**WHAT IS EXPECTED**
Copy each line in the data that includes the word "результаты".

**EXERCISE MATERIALS**
++++++

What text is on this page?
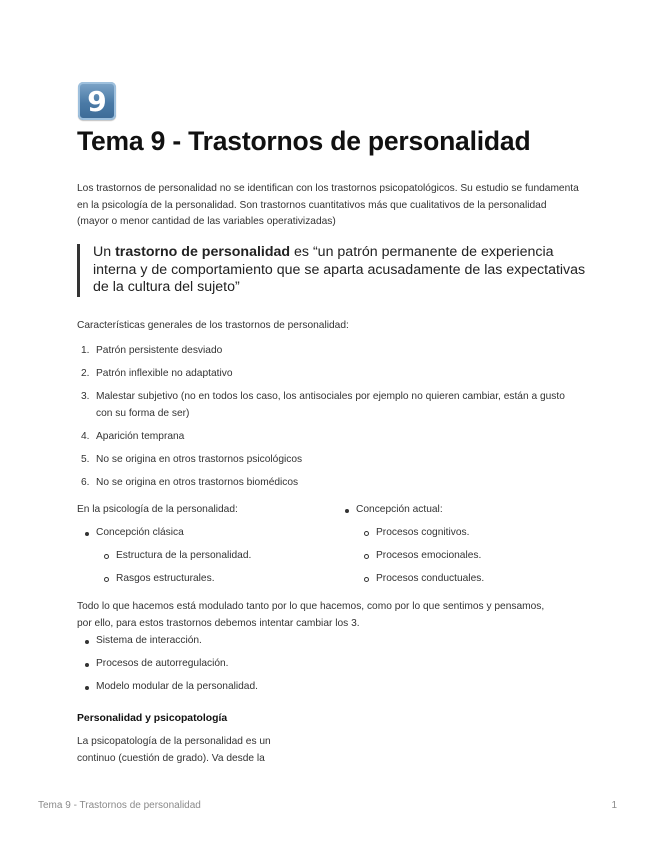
9
Tema 9 - Trastornos de personalidad

Los trastornos de personalidad no se identifican con los trastornos psicopatológicos. Su estudio se fundamenta en la psicología de la personalidad. Son trastornos cuantitativos más que cualitativos de la personalidad (mayor o menor cantidad de las variables operativizadas)

Un trastorno de personalidad es “un patrón permanente de experiencia interna y de comportamiento que se aparta acusadamente de las expectativas de la cultura del sujeto”

Características generales de los trastornos de personalidad:

1. Patrón persistente desviado
2. Patrón inflexible no adaptativo
3. Malestar subjetivo (no en todos los caso, los antisociales por ejemplo no quieren cambiar, están a gusto con su forma de ser)
4. Aparición temprana
5. No se origina en otros trastornos psicológicos
6. No se origina en otros trastornos biomédicos
En la psicología de la personalidad:
Concepción clásica
Estructura de la personalidad.
Rasgos estructurales.
Concepción actual:
Procesos cognitivos.
Procesos emocionales.
Procesos conductuales.

Todo lo que hacemos está modulado tanto por lo que hacemos, como por lo que sentimos y pensamos, por ello, para estos trastornos debemos intentar cambiar los 3.

Sistema de interacción.
Procesos de autorregulación.
Modelo modular de la personalidad.
Personalidad y psicopatología

La psicopatología de la personalidad es un continuo (cuestión de grado). Va desde la

Tema 9 - Trastornos de personalidad	1
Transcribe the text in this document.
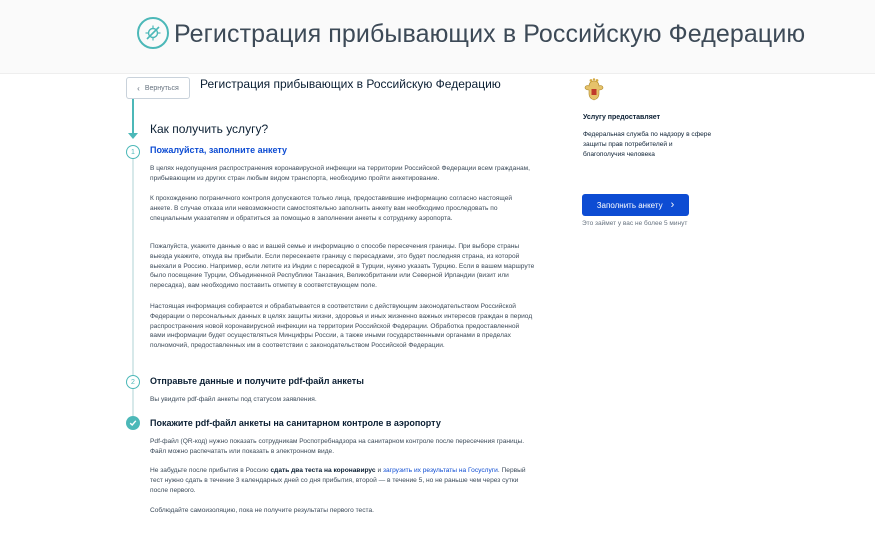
Регистрация прибывающих в Российскую Федерацию
‹ Вернуться Регистрация прибывающих в Российскую Федерацию
1
2
Как получить услугу?
Пожалуйста, заполните анкету
В целях недопущения распространения коронавирусной инфекции на территории Российской Федерации всем гражданам, прибывающим из других стран любым видом транспорта, необходимо пройти анкетирование.
К прохождению пограничного контроля допускаются только лица, предоставившие информацию согласно настоящей анкете. В случае отказа или невозможности самостоятельно заполнить анкету вам необходимо проследовать по специальным указателям и обратиться за помощью в заполнении анкеты к сотруднику аэропорта.
Пожалуйста, укажите данные о вас и вашей семье и информацию о способе пересечения границы. При выборе страны выезда укажите, откуда вы прибыли. Если пересекаете границу с пересадками, это будет последняя страна, из которой выехали в Россию. Например, если летите из Индии с пересадкой в Турции, нужно указать Турцию. Если в вашем маршруте было посещение Турции, Объединенной Республики Танзания, Великобритании или Северной Ирландии (визит или пересадка), вам необходимо поставить отметку в соответствующем поле.
Настоящая информация собирается и обрабатывается в соответствии с действующим законодательством Российской Федерации о персональных данных в целях защиты жизни, здоровья и иных жизненно важных интересов граждан в период распространения новой коронавирусной инфекции на территории Российской Федерации. Обработка предоставленной вами информации будет осуществляться Минцифры России, а также иными государственными органами в пределах полномочий, предоставленных им в соответствии с законодательством Российской Федерации.
Отправьте данные и получите pdf-файл анкеты
Вы увидите pdf-файл анкеты под статусом заявления.
Покажите pdf-файл анкеты на санитарном контроле в аэропорту
Pdf-файл (QR-код) нужно показать сотрудникам Роспотребнадзора на санитарном контроле после пересечения границы. Файл можно распечатать или показать в электронном виде.
Не забудьте после прибытия в Россию сдать два теста на коронавирус и загрузить их результаты на Госуслуги. Первый тест нужно сдать в течение 3 календарных дней со дня прибытия, второй — в течение 5, но не раньше чем через сутки после первого.
Соблюдайте самоизоляцию, пока не получите результаты первого теста.
Услугу предоставляет
Федеральная служба по надзору в сфере защиты прав потребителей и благополучия человека
Заполнить анкету ›
Это займет у вас не более 5 минут
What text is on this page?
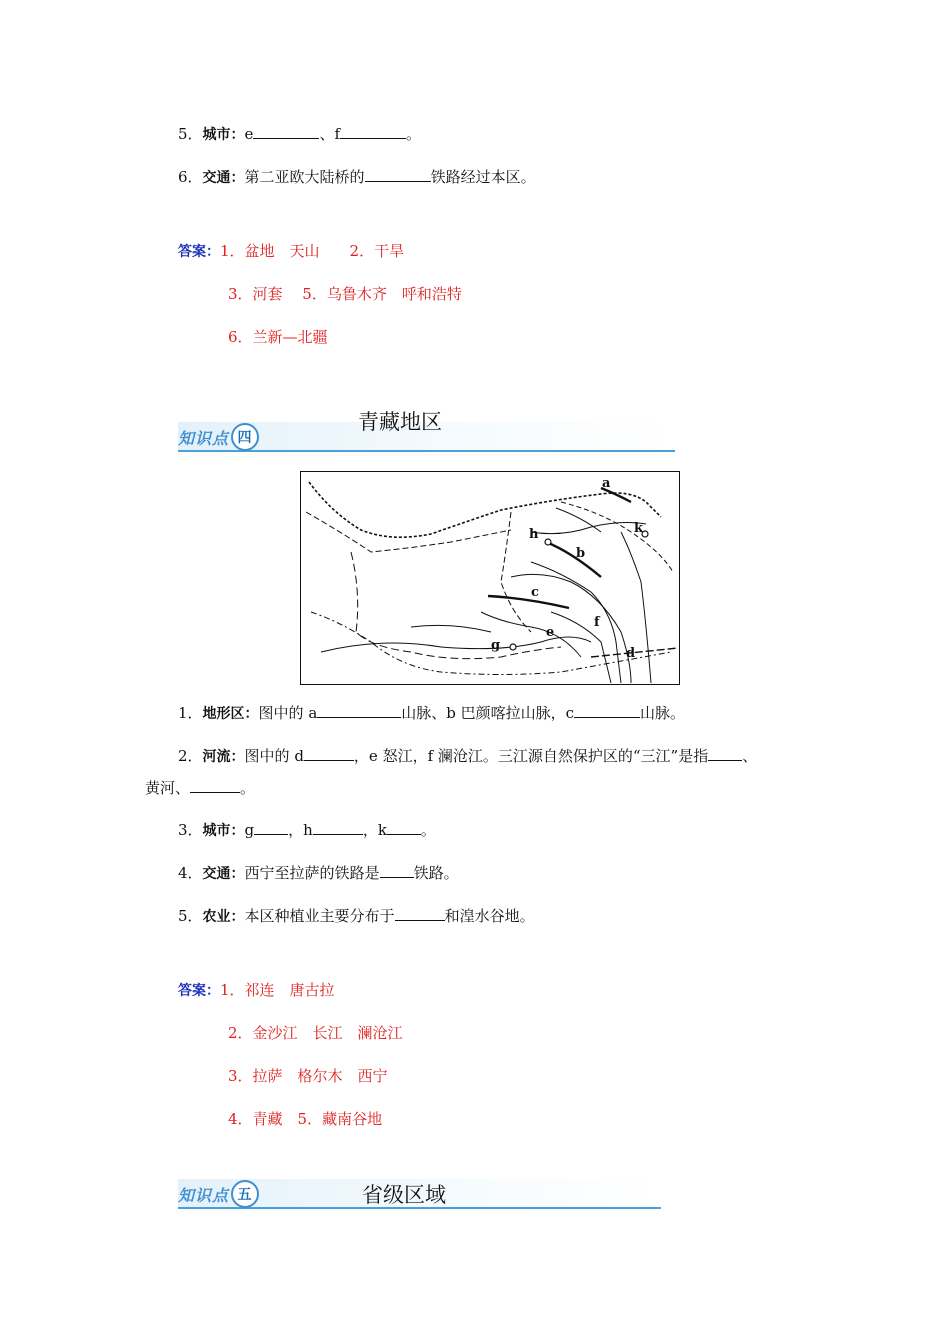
5．城市：e	、f	。
6．交通：第二亚欧大陆桥的	铁路经过本区。
答案：1．盆地　天山　　2．干旱
3．河套　 5．乌鲁木齐　呼和浩特
6．兰新—北疆
知识点 四
青藏地区
a
k
h
b
c
f
e
g
d
1．地形区：图中的 a	山脉、b 巴颜喀拉山脉，c	山脉。
2．河流：图中的 d	，e 怒江，f 澜沧江。三江源自然保护区的“三江”是指 、
黄河、	。
3．城市：g ，h	，k 。
4．交通：西宁至拉萨的铁路是 铁路。
5．农业：本区种植业主要分布于	和湟水谷地。
答案：1．祁连　唐古拉
2．金沙江　长江　澜沧江
3．拉萨　格尔木　西宁
4．青藏　5．藏南谷地
知识点 五	省级区域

++++++

**OUTPUT OF THE EXERCISE**
Не забудьте после прибытия в Россию сдать два теста на коронавирус и загрузить их результаты на Госуслуги. Первый тест нужно сдать в течение 3 календарных дней со дня прибытия, второй — в течение 5, но не раньше чем через сутки после первого.
Соблюдайте самоизоляцию, пока не получите результаты первого теста.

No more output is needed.